• [WHAT IS NEEDED]:
Within the data below, state how many lines contain the string "τους". Provide the number only.
****************
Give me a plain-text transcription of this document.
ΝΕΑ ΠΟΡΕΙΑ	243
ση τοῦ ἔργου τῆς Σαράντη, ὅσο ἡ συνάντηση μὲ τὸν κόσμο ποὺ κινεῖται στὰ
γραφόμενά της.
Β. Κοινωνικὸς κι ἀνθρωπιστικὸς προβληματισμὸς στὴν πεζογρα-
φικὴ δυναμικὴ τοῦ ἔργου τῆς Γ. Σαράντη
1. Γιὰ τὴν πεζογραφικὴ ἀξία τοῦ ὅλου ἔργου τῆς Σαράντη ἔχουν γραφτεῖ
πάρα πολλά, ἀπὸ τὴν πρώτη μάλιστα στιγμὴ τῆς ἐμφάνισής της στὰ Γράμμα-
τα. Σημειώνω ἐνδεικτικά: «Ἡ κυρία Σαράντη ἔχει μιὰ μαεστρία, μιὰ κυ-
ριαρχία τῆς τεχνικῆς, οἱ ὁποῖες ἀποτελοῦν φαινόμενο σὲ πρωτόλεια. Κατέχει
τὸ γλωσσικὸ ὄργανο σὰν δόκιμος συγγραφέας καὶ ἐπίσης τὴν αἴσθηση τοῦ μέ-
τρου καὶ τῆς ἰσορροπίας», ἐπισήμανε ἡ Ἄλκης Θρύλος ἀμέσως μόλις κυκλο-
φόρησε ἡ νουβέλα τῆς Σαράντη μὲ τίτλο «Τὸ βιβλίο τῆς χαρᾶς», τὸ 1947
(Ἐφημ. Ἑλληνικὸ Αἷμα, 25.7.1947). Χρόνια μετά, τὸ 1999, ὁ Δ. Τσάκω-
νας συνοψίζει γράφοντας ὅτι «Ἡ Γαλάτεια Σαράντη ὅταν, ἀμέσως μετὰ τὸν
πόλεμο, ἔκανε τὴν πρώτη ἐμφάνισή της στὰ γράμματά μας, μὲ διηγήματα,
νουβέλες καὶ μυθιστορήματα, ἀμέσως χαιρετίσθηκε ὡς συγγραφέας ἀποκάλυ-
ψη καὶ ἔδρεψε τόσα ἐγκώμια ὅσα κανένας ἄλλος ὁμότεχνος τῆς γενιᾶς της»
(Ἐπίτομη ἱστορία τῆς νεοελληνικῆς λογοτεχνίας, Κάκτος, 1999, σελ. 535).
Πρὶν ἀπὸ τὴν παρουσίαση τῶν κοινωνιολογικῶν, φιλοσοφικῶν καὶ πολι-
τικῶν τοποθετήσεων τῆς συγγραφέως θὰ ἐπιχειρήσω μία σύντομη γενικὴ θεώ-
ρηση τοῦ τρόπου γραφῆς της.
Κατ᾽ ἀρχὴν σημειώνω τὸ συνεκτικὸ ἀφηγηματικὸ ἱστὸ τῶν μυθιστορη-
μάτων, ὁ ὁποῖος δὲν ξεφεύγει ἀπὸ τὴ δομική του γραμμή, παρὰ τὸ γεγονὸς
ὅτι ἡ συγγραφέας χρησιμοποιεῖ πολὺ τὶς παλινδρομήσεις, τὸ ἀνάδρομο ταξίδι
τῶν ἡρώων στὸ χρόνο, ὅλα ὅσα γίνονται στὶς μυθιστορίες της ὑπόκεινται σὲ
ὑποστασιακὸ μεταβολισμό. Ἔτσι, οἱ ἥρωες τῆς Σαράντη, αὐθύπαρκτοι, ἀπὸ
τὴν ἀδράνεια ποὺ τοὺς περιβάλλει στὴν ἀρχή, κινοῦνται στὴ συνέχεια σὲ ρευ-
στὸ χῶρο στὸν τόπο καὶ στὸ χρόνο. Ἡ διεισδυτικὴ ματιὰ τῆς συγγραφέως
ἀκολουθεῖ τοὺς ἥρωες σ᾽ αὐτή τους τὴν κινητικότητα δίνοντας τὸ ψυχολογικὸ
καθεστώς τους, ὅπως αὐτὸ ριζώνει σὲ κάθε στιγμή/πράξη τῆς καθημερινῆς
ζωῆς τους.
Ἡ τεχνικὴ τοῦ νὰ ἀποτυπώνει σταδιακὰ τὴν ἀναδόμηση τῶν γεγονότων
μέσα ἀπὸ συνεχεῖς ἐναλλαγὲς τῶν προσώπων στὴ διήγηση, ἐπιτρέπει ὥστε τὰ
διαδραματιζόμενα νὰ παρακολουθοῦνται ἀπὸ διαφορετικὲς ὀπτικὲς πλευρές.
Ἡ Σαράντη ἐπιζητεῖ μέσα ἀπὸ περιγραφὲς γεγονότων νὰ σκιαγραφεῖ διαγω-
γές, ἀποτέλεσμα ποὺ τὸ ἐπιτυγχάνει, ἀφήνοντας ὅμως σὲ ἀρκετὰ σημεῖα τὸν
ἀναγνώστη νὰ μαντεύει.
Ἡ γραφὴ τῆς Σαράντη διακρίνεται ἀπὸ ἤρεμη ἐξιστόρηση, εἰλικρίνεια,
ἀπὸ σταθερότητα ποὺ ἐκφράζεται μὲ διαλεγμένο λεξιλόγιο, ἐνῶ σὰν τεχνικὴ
****************
• [FINISHED TASK]:
3